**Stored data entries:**
———
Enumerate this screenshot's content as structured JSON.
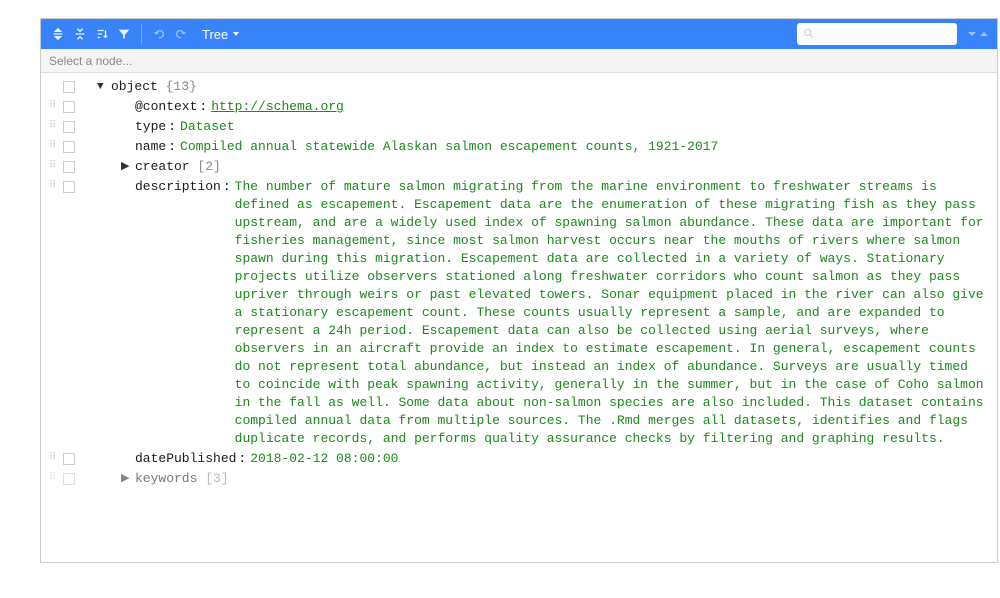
{
  "toolbar": {
    "tree_label": "Tree"
  },
  "breadcrumb": {
    "placeholder": "Select a node..."
  },
  "tree": {
    "root": {
      "label": "object",
      "count": "{13}"
    },
    "context": {
      "key": "@context",
      "value": "http://schema.org"
    },
    "type": {
      "key": "type",
      "value": "Dataset"
    },
    "name": {
      "key": "name",
      "value": "Compiled annual statewide Alaskan salmon escapement counts, 1921-2017"
    },
    "creator": {
      "key": "creator",
      "count": "[2]"
    },
    "description": {
      "key": "description",
      "value": "The number of mature salmon migrating from the marine environment to freshwater streams is defined as escapement. Escapement data are the enumeration of these migrating fish as they pass upstream, and are a widely used index of spawning salmon abundance. These data are important for fisheries management, since most salmon harvest occurs near the mouths of rivers where salmon spawn during this migration. Escapement data are collected in a variety of ways. Stationary projects utilize observers stationed along freshwater corridors who count salmon as they pass upriver through weirs or past elevated towers. Sonar equipment placed in the river can also give a stationary escapement count. These counts usually represent a sample, and are expanded to represent a 24h period. Escapement data can also be collected using aerial surveys, where observers in an aircraft provide an index to estimate escapement. In general, escapement counts do not represent total abundance, but instead an index of abundance. Surveys are usually timed to coincide with peak spawning activity, generally in the summer, but in the case of Coho salmon in the fall as well. Some data about non-salmon species are also included. This dataset contains compiled annual data from multiple sources. The .Rmd merges all datasets, identifies and flags duplicate records, and performs quality assurance checks by filtering and graphing results."
    },
    "datePublished": {
      "key": "datePublished",
      "value": "2018-02-12 08:00:00"
    },
    "keywords": {
      "key": "keywords",
      "count": "[3]"
    }
  }
}
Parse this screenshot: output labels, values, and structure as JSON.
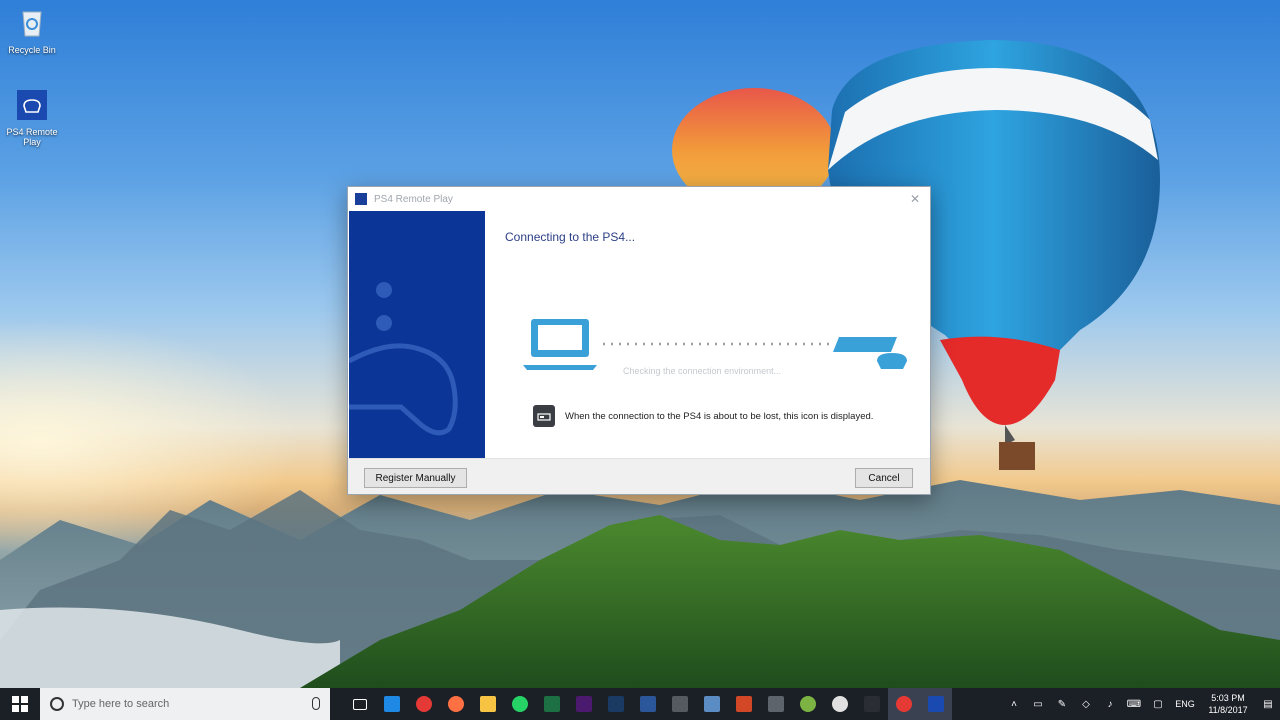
{
  "desktop": {
    "icons": [
      {
        "label": "Recycle Bin"
      },
      {
        "label": "PS4 Remote Play"
      }
    ]
  },
  "dialog": {
    "title": "PS4 Remote Play",
    "close_glyph": "✕",
    "heading": "Connecting to the PS4...",
    "status": "Checking the connection environment...",
    "hint": "When the connection to the PS4 is about to be lost, this icon is displayed.",
    "buttons": {
      "register": "Register Manually",
      "cancel": "Cancel"
    },
    "colors": {
      "side_panel": "#0b3596",
      "accent": "#3aa0d8"
    }
  },
  "taskbar": {
    "search_placeholder": "Type here to search",
    "apps": [
      {
        "name": "task-view",
        "color": "#1b1f26"
      },
      {
        "name": "edge",
        "color": "#1e88e5"
      },
      {
        "name": "chrome",
        "color": "#e53935"
      },
      {
        "name": "firefox",
        "color": "#ff7043"
      },
      {
        "name": "file-explorer",
        "color": "#f6c342"
      },
      {
        "name": "whatsapp",
        "color": "#25d366"
      },
      {
        "name": "excel",
        "color": "#1d7044"
      },
      {
        "name": "premiere",
        "color": "#4b1a6e"
      },
      {
        "name": "photoshop",
        "color": "#1b3a63"
      },
      {
        "name": "word",
        "color": "#2b579a"
      },
      {
        "name": "calculator",
        "color": "#555a60"
      },
      {
        "name": "store",
        "color": "#5b8cc4"
      },
      {
        "name": "powerpoint",
        "color": "#d24726"
      },
      {
        "name": "chart-app",
        "color": "#5d646c"
      },
      {
        "name": "green-app",
        "color": "#7cb342"
      },
      {
        "name": "maps",
        "color": "#e0e0e0"
      },
      {
        "name": "terminal",
        "color": "#2a2d33"
      },
      {
        "name": "chrome-active",
        "color": "#e53935"
      },
      {
        "name": "ps4-remote-play",
        "color": "#1a4ab0"
      }
    ],
    "tray": {
      "language": "ENG",
      "time": "5:03 PM",
      "date": "11/8/2017"
    }
  }
}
———
**SET PROBLEM:** All of the material above needs to be restated exactly, with no pictures.

**OUTPUT OF THE EXERCISE:**
Enumerate this screenshot's content as structured JSON.
{
  "toolbar": {
    "tree_label": "Tree"
  },
  "breadcrumb": {
    "placeholder": "Select a node..."
  },
  "tree": {
    "root": {
      "label": "object",
      "count": "{13}"
    },
    "context": {
      "key": "@context",
      "value": "http://schema.org"
    },
    "type": {
      "key": "type",
      "value": "Dataset"
    },
    "name": {
      "key": "name",
      "value": "Compiled annual statewide Alaskan salmon escapement counts, 1921-2017"
    },
    "creator": {
      "key": "creator",
      "count": "[2]"
    },
    "description": {
      "key": "description",
      "value": "The number of mature salmon migrating from the marine environment to freshwater streams is defined as escapement. Escapement data are the enumeration of these migrating fish as they pass upstream, and are a widely used index of spawning salmon abundance. These data are important for fisheries management, since most salmon harvest occurs near the mouths of rivers where salmon spawn during this migration. Escapement data are collected in a variety of ways. Stationary projects utilize observers stationed along freshwater corridors who count salmon as they pass upriver through weirs or past elevated towers. Sonar equipment placed in the river can also give a stationary escapement count. These counts usually represent a sample, and are expanded to represent a 24h period. Escapement data can also be collected using aerial surveys, where observers in an aircraft provide an index to estimate escapement. In general, escapement counts do not represent total abundance, but instead an index of abundance. Surveys are usually timed to coincide with peak spawning activity, generally in the summer, but in the case of Coho salmon in the fall as well. Some data about non-salmon species are also included. This dataset contains compiled annual data from multiple sources. The .Rmd merges all datasets, identifies and flags duplicate records, and performs quality assurance checks by filtering and graphing results."
    },
    "datePublished": {
      "key": "datePublished",
      "value": "2018-02-12 08:00:00"
    },
    "keywords": {
      "key": "keywords",
      "count": "[3]"
    }
  }
}
Parse this screenshot: output labels, values, and structure as JSON.
{
  "desktop": {
    "icons": [
      {
        "label": "Recycle Bin"
      },
      {
        "label": "PS4 Remote Play"
      }
    ]
  },
  "dialog": {
    "title": "PS4 Remote Play",
    "close_glyph": "✕",
    "heading": "Connecting to the PS4...",
    "status": "Checking the connection environment...",
    "hint": "When the connection to the PS4 is about to be lost, this icon is displayed.",
    "buttons": {
      "register": "Register Manually",
      "cancel": "Cancel"
    },
    "colors": {
      "side_panel": "#0b3596",
      "accent": "#3aa0d8"
    }
  },
  "taskbar": {
    "search_placeholder": "Type here to search",
    "apps": [
      {
        "name": "task-view",
        "color": "#1b1f26"
      },
      {
        "name": "edge",
        "color": "#1e88e5"
      },
      {
        "name": "chrome",
        "color": "#e53935"
      },
      {
        "name": "firefox",
        "color": "#ff7043"
      },
      {
        "name": "file-explorer",
        "color": "#f6c342"
      },
      {
        "name": "whatsapp",
        "color": "#25d366"
      },
      {
        "name": "excel",
        "color": "#1d7044"
      },
      {
        "name": "premiere",
        "color": "#4b1a6e"
      },
      {
        "name": "photoshop",
        "color": "#1b3a63"
      },
      {
        "name": "word",
        "color": "#2b579a"
      },
      {
        "name": "calculator",
        "color": "#555a60"
      },
      {
        "name": "store",
        "color": "#5b8cc4"
      },
      {
        "name": "powerpoint",
        "color": "#d24726"
      },
      {
        "name": "chart-app",
        "color": "#5d646c"
      },
      {
        "name": "green-app",
        "color": "#7cb342"
      },
      {
        "name": "maps",
        "color": "#e0e0e0"
      },
      {
        "name": "terminal",
        "color": "#2a2d33"
      },
      {
        "name": "chrome-active",
        "color": "#e53935"
      },
      {
        "name": "ps4-remote-play",
        "color": "#1a4ab0"
      }
    ],
    "tray": {
      "language": "ENG",
      "time": "5:03 PM",
      "date": "11/8/2017"
    }
  }
}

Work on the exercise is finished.